SOURCE EXTRACT -
+ + + + + + +
The goal of debridement is to reach healthy, viable tissue. Adequate debridement may leave a large bone defect known as dead space. Those spaces are filled with tissue flaps, free flaps, bone grafts or temporarily with poly(methyl methacrylate) (PMMA) beads loaded with gentamicin [97].

1.3.5 Localized drug delivery in osteomyelitis

Management of chronic osteomyelitis with the local delivery of the antimicrobial agent is novel therapeutic approach. It assures elevated antibiotic concentrations at the site of infection without systemic toxicity. Local treatment increases success rates and can be performed with different antimicrobial bone graft substitutes. Numerous studies have shown that direct application of antibiotic solutions to a wound does not help to clear infection [101]. On the other hand systems that allow gradual release of antibiotic over time are much more beneficial. Two main types of drug delivery systems can be distinguished: non-biodegradable and biodegradable.
+ + + + + + +
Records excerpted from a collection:
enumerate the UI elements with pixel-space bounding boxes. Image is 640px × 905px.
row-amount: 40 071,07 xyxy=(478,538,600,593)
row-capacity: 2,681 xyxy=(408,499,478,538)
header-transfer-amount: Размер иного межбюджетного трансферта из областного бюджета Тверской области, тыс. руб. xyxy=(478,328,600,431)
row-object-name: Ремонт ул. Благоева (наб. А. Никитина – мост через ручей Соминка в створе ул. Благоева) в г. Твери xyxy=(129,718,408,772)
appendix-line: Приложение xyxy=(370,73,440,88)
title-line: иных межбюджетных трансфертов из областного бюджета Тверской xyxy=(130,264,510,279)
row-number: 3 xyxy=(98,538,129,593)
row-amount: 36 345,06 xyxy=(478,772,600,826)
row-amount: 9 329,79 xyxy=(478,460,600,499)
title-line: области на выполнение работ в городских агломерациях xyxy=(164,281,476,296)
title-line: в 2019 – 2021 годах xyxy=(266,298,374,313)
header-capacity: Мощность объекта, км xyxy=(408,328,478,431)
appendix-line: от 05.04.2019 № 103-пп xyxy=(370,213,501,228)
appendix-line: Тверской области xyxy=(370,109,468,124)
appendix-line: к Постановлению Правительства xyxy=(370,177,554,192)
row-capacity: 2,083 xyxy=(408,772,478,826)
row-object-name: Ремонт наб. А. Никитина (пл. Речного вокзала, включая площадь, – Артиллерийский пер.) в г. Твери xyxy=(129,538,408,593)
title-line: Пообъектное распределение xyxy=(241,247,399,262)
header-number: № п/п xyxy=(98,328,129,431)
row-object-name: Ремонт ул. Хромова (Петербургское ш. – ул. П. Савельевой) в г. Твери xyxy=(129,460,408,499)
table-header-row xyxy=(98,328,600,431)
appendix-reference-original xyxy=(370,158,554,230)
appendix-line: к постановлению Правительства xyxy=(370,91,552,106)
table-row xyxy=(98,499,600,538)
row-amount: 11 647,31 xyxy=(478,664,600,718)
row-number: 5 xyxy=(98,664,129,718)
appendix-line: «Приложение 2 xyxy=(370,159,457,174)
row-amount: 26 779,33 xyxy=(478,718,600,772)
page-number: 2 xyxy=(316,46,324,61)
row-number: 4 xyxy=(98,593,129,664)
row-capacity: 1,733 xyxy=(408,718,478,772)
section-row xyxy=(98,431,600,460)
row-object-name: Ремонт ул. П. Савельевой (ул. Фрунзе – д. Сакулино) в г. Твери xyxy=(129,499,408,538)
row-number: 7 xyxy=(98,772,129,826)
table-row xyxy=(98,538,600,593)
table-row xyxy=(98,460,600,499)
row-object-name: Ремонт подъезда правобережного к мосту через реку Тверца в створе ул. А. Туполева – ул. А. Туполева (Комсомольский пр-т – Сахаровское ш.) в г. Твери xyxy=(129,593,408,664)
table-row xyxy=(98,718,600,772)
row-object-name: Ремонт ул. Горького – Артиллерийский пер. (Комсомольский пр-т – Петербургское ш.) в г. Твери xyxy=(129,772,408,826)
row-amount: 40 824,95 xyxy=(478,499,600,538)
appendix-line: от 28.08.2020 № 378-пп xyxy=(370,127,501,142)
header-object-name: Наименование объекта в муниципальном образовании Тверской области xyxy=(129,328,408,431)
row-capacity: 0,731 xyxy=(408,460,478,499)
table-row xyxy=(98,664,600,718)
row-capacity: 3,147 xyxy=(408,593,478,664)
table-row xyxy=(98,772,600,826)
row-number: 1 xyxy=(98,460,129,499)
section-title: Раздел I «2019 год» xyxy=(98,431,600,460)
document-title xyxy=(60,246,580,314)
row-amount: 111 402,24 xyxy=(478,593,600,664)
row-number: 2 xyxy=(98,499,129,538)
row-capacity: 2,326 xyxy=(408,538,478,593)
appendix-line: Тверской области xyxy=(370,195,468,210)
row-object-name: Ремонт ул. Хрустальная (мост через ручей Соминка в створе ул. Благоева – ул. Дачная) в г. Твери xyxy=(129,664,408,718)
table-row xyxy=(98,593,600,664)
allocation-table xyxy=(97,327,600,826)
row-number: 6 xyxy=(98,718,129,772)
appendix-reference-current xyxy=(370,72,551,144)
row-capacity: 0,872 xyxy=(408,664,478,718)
+ + + + + + +
PROMPT 1 - What does the osteomyelitis passage give as the goal of debridement?
PROMPT 2 - Using the osteomyelitis passage, explain why local delivery of an antimicrobial agent is used to manage chronic osteomyelitis.

RESPONSE BOX 1 - To reach healthy, viable tissue.

RESPONSE BOX 2 - Local delivery ensures high antibiotic concentrations at the site of infection without systemic toxicity. Local treatment also increases success rates.